** Begin Source data **

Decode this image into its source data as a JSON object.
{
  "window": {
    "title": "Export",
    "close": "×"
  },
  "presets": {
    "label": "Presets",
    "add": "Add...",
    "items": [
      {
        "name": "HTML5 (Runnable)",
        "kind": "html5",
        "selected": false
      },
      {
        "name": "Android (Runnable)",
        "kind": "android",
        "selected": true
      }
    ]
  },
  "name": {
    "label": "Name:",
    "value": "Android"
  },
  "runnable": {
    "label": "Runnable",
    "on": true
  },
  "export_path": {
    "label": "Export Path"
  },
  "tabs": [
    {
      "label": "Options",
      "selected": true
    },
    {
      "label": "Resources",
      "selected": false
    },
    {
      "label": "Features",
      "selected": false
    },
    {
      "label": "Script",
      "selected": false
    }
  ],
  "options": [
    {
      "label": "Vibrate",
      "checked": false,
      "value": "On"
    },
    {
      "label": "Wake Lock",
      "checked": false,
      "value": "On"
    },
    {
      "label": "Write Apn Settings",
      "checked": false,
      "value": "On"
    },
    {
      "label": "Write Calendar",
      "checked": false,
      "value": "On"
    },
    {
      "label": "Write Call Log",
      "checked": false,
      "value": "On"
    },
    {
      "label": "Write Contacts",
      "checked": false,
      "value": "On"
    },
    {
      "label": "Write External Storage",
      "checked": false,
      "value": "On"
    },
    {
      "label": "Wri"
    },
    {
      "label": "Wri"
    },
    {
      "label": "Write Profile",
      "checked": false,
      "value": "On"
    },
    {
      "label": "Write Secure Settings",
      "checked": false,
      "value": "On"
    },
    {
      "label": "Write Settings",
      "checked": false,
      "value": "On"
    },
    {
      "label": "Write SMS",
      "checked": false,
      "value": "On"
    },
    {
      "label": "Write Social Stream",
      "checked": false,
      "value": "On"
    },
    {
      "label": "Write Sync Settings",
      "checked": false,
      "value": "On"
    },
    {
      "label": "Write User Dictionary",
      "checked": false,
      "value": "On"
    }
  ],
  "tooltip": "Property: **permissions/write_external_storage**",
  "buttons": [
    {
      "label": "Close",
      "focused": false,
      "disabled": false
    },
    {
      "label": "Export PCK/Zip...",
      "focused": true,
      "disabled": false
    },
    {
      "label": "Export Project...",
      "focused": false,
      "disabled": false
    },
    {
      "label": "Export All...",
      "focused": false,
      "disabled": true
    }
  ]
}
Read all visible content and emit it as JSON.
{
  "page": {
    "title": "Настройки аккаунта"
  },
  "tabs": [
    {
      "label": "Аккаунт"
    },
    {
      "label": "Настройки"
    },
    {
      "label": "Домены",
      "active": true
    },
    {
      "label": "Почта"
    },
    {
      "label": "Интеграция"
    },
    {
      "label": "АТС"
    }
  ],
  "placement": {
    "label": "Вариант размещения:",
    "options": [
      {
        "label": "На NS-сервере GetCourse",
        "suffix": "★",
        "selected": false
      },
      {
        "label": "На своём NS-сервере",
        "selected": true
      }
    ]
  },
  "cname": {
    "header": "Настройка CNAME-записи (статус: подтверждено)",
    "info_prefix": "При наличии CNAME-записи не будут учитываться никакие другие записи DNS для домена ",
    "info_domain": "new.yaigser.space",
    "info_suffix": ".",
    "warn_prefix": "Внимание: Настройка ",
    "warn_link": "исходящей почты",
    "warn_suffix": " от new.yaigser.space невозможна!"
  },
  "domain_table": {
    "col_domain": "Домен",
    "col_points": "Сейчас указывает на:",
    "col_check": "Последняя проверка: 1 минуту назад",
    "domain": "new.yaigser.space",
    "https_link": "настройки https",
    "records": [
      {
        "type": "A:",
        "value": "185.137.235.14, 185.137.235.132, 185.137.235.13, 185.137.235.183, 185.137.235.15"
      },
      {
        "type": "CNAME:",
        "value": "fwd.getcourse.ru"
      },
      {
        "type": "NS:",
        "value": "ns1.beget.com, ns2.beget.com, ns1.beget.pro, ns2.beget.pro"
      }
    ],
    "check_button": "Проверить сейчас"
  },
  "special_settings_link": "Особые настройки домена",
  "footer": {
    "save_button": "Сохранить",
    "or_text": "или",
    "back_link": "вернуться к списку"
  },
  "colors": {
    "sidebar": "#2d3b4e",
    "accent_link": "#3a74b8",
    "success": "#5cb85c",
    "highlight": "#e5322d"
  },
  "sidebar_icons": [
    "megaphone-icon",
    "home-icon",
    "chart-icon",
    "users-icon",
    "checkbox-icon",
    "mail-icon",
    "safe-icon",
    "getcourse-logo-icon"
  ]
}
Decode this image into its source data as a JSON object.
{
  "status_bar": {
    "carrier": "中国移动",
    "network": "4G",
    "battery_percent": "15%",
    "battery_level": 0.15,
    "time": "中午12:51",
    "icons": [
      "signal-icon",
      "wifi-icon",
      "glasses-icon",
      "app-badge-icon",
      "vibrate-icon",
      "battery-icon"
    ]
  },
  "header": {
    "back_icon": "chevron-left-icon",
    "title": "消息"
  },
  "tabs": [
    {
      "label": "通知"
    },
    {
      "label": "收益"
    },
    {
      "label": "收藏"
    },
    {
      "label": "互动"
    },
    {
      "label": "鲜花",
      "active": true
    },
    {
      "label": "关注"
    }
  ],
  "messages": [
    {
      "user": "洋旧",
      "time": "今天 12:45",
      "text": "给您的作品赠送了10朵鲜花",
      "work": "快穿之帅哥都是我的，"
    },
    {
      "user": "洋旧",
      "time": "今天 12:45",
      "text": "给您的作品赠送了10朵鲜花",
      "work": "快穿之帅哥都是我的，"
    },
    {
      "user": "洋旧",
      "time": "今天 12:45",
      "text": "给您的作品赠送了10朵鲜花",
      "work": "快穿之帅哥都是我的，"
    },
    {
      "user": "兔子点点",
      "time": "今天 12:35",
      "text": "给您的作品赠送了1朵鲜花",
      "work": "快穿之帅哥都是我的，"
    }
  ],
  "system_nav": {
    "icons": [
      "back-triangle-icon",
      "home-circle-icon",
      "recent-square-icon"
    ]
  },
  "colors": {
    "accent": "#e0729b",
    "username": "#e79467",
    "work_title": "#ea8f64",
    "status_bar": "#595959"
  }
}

** End Source data **

## Exercise aim:
Please quote every record above exactly as it appears.

## Solution:
Decode this image into its source data as a JSON object.
{
  "window": {
    "title": "Export",
    "close": "×"
  },
  "presets": {
    "label": "Presets",
    "add": "Add...",
    "items": [
      {
        "name": "HTML5 (Runnable)",
        "kind": "html5",
        "selected": false
      },
      {
        "name": "Android (Runnable)",
        "kind": "android",
        "selected": true
      }
    ]
  },
  "name": {
    "label": "Name:",
    "value": "Android"
  },
  "runnable": {
    "label": "Runnable",
    "on": true
  },
  "export_path": {
    "label": "Export Path"
  },
  "tabs": [
    {
      "label": "Options",
      "selected": true
    },
    {
      "label": "Resources",
      "selected": false
    },
    {
      "label": "Features",
      "selected": false
    },
    {
      "label": "Script",
      "selected": false
    }
  ],
  "options": [
    {
      "label": "Vibrate",
      "checked": false,
      "value": "On"
    },
    {
      "label": "Wake Lock",
      "checked": false,
      "value": "On"
    },
    {
      "label": "Write Apn Settings",
      "checked": false,
      "value": "On"
    },
    {
      "label": "Write Calendar",
      "checked": false,
      "value": "On"
    },
    {
      "label": "Write Call Log",
      "checked": false,
      "value": "On"
    },
    {
      "label": "Write Contacts",
      "checked": false,
      "value": "On"
    },
    {
      "label": "Write External Storage",
      "checked": false,
      "value": "On"
    },
    {
      "label": "Wri"
    },
    {
      "label": "Wri"
    },
    {
      "label": "Write Profile",
      "checked": false,
      "value": "On"
    },
    {
      "label": "Write Secure Settings",
      "checked": false,
      "value": "On"
    },
    {
      "label": "Write Settings",
      "checked": false,
      "value": "On"
    },
    {
      "label": "Write SMS",
      "checked": false,
      "value": "On"
    },
    {
      "label": "Write Social Stream",
      "checked": false,
      "value": "On"
    },
    {
      "label": "Write Sync Settings",
      "checked": false,
      "value": "On"
    },
    {
      "label": "Write User Dictionary",
      "checked": false,
      "value": "On"
    }
  ],
  "tooltip": "Property: **permissions/write_external_storage**",
  "buttons": [
    {
      "label": "Close",
      "focused": false,
      "disabled": false
    },
    {
      "label": "Export PCK/Zip...",
      "focused": true,
      "disabled": false
    },
    {
      "label": "Export Project...",
      "focused": false,
      "disabled": false
    },
    {
      "label": "Export All...",
      "focused": false,
      "disabled": true
    }
  ]
}
Read all visible content and emit it as JSON.
{
  "page": {
    "title": "Настройки аккаунта"
  },
  "tabs": [
    {
      "label": "Аккаунт"
    },
    {
      "label": "Настройки"
    },
    {
      "label": "Домены",
      "active": true
    },
    {
      "label": "Почта"
    },
    {
      "label": "Интеграция"
    },
    {
      "label": "АТС"
    }
  ],
  "placement": {
    "label": "Вариант размещения:",
    "options": [
      {
        "label": "На NS-сервере GetCourse",
        "suffix": "★",
        "selected": false
      },
      {
        "label": "На своём NS-сервере",
        "selected": true
      }
    ]
  },
  "cname": {
    "header": "Настройка CNAME-записи (статус: подтверждено)",
    "info_prefix": "При наличии CNAME-записи не будут учитываться никакие другие записи DNS для домена ",
    "info_domain": "new.yaigser.space",
    "info_suffix": ".",
    "warn_prefix": "Внимание: Настройка ",
    "warn_link": "исходящей почты",
    "warn_suffix": " от new.yaigser.space невозможна!"
  },
  "domain_table": {
    "col_domain": "Домен",
    "col_points": "Сейчас указывает на:",
    "col_check": "Последняя проверка: 1 минуту назад",
    "domain": "new.yaigser.space",
    "https_link": "настройки https",
    "records": [
      {
        "type": "A:",
        "value": "185.137.235.14, 185.137.235.132, 185.137.235.13, 185.137.235.183, 185.137.235.15"
      },
      {
        "type": "CNAME:",
        "value": "fwd.getcourse.ru"
      },
      {
        "type": "NS:",
        "value": "ns1.beget.com, ns2.beget.com, ns1.beget.pro, ns2.beget.pro"
      }
    ],
    "check_button": "Проверить сейчас"
  },
  "special_settings_link": "Особые настройки домена",
  "footer": {
    "save_button": "Сохранить",
    "or_text": "или",
    "back_link": "вернуться к списку"
  },
  "colors": {
    "sidebar": "#2d3b4e",
    "accent_link": "#3a74b8",
    "success": "#5cb85c",
    "highlight": "#e5322d"
  },
  "sidebar_icons": [
    "megaphone-icon",
    "home-icon",
    "chart-icon",
    "users-icon",
    "checkbox-icon",
    "mail-icon",
    "safe-icon",
    "getcourse-logo-icon"
  ]
}
Decode this image into its source data as a JSON object.
{
  "status_bar": {
    "carrier": "中国移动",
    "network": "4G",
    "battery_percent": "15%",
    "battery_level": 0.15,
    "time": "中午12:51",
    "icons": [
      "signal-icon",
      "wifi-icon",
      "glasses-icon",
      "app-badge-icon",
      "vibrate-icon",
      "battery-icon"
    ]
  },
  "header": {
    "back_icon": "chevron-left-icon",
    "title": "消息"
  },
  "tabs": [
    {
      "label": "通知"
    },
    {
      "label": "收益"
    },
    {
      "label": "收藏"
    },
    {
      "label": "互动"
    },
    {
      "label": "鲜花",
      "active": true
    },
    {
      "label": "关注"
    }
  ],
  "messages": [
    {
      "user": "洋旧",
      "time": "今天 12:45",
      "text": "给您的作品赠送了10朵鲜花",
      "work": "快穿之帅哥都是我的，"
    },
    {
      "user": "洋旧",
      "time": "今天 12:45",
      "text": "给您的作品赠送了10朵鲜花",
      "work": "快穿之帅哥都是我的，"
    },
    {
      "user": "洋旧",
      "time": "今天 12:45",
      "text": "给您的作品赠送了10朵鲜花",
      "work": "快穿之帅哥都是我的，"
    },
    {
      "user": "兔子点点",
      "time": "今天 12:35",
      "text": "给您的作品赠送了1朵鲜花",
      "work": "快穿之帅哥都是我的，"
    }
  ],
  "system_nav": {
    "icons": [
      "back-triangle-icon",
      "home-circle-icon",
      "recent-square-icon"
    ]
  },
  "colors": {
    "accent": "#e0729b",
    "username": "#e79467",
    "work_title": "#ea8f64",
    "status_bar": "#595959"
  }
}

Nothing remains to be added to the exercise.